No se fueron por la Justicia”, subraya Gatica, convencida de que fue
Cristina Kirchner, la anterior presidenta del país, quien “negoció con
la salud del pueblo. Seguramente bajo su mandato no hubiera sido posible
nuestra victoria, si bien es cierto el actual Gobierno [de Mauricio
Macri] también responde a las corporaciones y no a la gente”.
Una victoria, pero ¿de quién?
Malvinas Argentinas aún está resacosa de celebraciones. Forzosa o voluntariamente, Monsanto
se ha ido de la localidad, pero no del país. Falta por escribir qué
sucederá a partir de ahora, cuando el municipio adquiera la verdadera
dimensión de lo logrado. La transnacional no solamente sigue
operando en Argentina, sino que los insumos destinados al fracasado
proyecto han sido trasladados a la próxima localidad de Rojas, unos 500
kilómetros al oeste y próxima a Buenos Aires.

== == ==

Tarea A ▸
Indique si cada afirmación concuerda con el fragmento sobre Monsanto en Malvinas Argentinas; responda sí o no y cite textualmente las palabras que lo deciden. (i) Monsanto ha abandonado Argentina. (ii) Gatica sostiene que el actual Gobierno responde a las corporaciones. (iii) Los insumos del proyecto fueron trasladados a Rojas.
Tarea B ▸
Escriba la continuación del fragmento sobre la salida de Monsanto de Malvinas Argentinas, a partir de su última oración.
Los registros no guardan relación alguna con el fragmento.

(Datos de predicción de cuadros delimitadores)
== == ==

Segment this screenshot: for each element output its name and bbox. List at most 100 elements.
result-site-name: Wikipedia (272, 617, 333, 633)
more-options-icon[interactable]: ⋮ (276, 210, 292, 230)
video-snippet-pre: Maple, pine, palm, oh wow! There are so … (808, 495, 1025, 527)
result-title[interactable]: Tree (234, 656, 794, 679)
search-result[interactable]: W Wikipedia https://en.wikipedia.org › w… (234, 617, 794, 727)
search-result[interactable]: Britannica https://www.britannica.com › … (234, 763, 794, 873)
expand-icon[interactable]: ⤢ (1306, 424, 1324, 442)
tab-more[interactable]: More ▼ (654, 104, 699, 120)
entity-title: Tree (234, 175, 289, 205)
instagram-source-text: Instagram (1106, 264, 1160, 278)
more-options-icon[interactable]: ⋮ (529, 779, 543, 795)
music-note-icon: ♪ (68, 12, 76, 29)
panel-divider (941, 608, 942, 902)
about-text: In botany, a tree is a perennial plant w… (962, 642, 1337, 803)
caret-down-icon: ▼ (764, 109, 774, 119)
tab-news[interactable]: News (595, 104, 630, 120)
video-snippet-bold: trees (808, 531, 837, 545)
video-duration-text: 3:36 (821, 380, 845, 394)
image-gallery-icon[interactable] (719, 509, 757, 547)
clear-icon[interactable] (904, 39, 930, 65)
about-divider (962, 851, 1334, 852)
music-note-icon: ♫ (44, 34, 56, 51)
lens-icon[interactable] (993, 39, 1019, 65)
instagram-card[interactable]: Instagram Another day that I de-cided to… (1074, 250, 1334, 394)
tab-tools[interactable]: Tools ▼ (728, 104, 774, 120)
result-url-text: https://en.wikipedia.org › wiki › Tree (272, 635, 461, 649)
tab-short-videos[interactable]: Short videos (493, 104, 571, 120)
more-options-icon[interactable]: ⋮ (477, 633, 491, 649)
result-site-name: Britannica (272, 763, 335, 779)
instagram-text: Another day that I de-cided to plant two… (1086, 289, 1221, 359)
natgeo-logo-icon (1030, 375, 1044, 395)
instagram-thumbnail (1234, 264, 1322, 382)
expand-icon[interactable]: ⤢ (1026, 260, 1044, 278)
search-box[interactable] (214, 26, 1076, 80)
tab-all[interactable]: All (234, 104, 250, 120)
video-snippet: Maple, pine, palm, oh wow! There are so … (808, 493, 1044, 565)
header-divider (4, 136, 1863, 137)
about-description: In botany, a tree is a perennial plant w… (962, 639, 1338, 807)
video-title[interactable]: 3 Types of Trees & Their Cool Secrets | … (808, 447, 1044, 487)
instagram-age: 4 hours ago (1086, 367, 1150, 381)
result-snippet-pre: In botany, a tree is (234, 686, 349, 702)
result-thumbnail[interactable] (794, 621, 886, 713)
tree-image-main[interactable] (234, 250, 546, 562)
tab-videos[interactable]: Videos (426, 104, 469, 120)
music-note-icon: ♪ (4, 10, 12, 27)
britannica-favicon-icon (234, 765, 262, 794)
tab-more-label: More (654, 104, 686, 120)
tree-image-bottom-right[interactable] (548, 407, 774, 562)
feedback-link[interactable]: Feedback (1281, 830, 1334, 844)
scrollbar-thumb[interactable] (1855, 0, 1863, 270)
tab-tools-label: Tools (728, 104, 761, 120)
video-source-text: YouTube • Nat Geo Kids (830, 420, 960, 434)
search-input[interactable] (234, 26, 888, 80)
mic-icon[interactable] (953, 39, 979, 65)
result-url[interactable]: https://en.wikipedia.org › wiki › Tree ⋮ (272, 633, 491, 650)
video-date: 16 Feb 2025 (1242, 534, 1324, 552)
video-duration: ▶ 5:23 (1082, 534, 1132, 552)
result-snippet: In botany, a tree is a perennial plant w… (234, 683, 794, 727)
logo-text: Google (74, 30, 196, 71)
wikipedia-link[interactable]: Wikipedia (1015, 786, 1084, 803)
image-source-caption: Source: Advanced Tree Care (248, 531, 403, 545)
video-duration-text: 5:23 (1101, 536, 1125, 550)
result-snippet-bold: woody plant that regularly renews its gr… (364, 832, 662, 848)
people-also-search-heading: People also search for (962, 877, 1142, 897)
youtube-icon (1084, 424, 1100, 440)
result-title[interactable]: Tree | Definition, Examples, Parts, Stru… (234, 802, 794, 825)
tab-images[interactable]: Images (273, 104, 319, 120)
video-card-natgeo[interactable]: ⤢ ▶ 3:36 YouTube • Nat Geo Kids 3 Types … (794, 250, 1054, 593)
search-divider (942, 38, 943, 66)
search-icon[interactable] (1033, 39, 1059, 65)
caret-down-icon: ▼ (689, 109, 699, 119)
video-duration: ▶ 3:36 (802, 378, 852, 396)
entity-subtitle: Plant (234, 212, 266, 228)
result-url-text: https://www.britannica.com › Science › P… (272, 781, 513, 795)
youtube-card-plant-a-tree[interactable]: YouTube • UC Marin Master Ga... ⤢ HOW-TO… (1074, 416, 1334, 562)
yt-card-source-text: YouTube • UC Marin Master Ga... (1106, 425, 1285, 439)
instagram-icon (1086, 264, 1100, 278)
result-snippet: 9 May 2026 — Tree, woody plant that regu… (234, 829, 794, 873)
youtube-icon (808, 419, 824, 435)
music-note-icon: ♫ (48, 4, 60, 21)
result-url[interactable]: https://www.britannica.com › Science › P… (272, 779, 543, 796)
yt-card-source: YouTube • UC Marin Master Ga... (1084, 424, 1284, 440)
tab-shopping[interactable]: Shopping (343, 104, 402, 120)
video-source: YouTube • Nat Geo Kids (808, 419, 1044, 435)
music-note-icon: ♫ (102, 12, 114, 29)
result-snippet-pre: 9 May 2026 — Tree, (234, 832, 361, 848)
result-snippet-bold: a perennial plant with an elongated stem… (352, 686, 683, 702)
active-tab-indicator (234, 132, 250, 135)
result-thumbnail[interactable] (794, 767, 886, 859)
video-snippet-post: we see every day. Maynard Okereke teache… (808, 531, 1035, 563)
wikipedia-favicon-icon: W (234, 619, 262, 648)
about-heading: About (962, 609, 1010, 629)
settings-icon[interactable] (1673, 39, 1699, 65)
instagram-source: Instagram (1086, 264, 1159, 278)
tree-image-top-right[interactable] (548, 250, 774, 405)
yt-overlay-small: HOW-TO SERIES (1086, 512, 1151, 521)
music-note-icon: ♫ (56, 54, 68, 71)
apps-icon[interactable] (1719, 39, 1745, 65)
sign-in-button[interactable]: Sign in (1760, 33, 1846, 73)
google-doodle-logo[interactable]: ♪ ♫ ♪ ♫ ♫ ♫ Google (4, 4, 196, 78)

== == ==

Respuesta esperada A ▸
(i) No: «se ha ido de la localidad, pero no del país».
(ii) Sí: «también responde a las corporaciones y no a la gente».
(iii) Sí: «los insumos destinados al fracasado proyecto han sido trasladados a la próxima localidad de Rojas».

Respuesta esperada B ▸
Los reveses sufridos
por Monsanto en Malvinas Argentinas y el hecho de que siga sin poder
modificar la Ley de Semillas (por la que pretenden garantizarse
ganancias por los derechos de uso de casi toda la soja, el maíz y el
algodón que siembran en el país americana) les sepa seguramente mejor
con el balance comercial cosechado en 2016, que la sitúan como
dominadora absoluta en el negocio del maíz y en la venta de glifosato.
Según los datos de la Cámara de Sanidad Agropecuaria y Fertilizantes (CASAFE), sus ingresos en este sentido aumentaron con respecto al ejercicio anterior.
Además de las instalaciones de Rojas, Monsanto mantiene otras 36 plantas en el país.
La transnacional “desarrolla los planes a largo plazo, por lo que mover
su inversión a otro lado tiene su lógica. Seguirá proveyendo a semillas
al área de Córdoba. Que no tenga una planta levantada no significa que
dejará de tener presencia”, según analizaron expertos en la materia a
un medio uruguayo.
“Hemos
ganado una pequeña batalla porque Monsanto está aislado en distintas
partes del país. Vamos a seguir ahí, dándoles batalla y resistiendo”
“Es
una batalla que vamos a ganar, nos va a costar, pero se la vamos a
ganar”, vaticinó Sofía Gatica en octubre de 2012, al poco de saberse las
intenciones de Monsanto en Malvinas Argentinas. Muchas “sangres”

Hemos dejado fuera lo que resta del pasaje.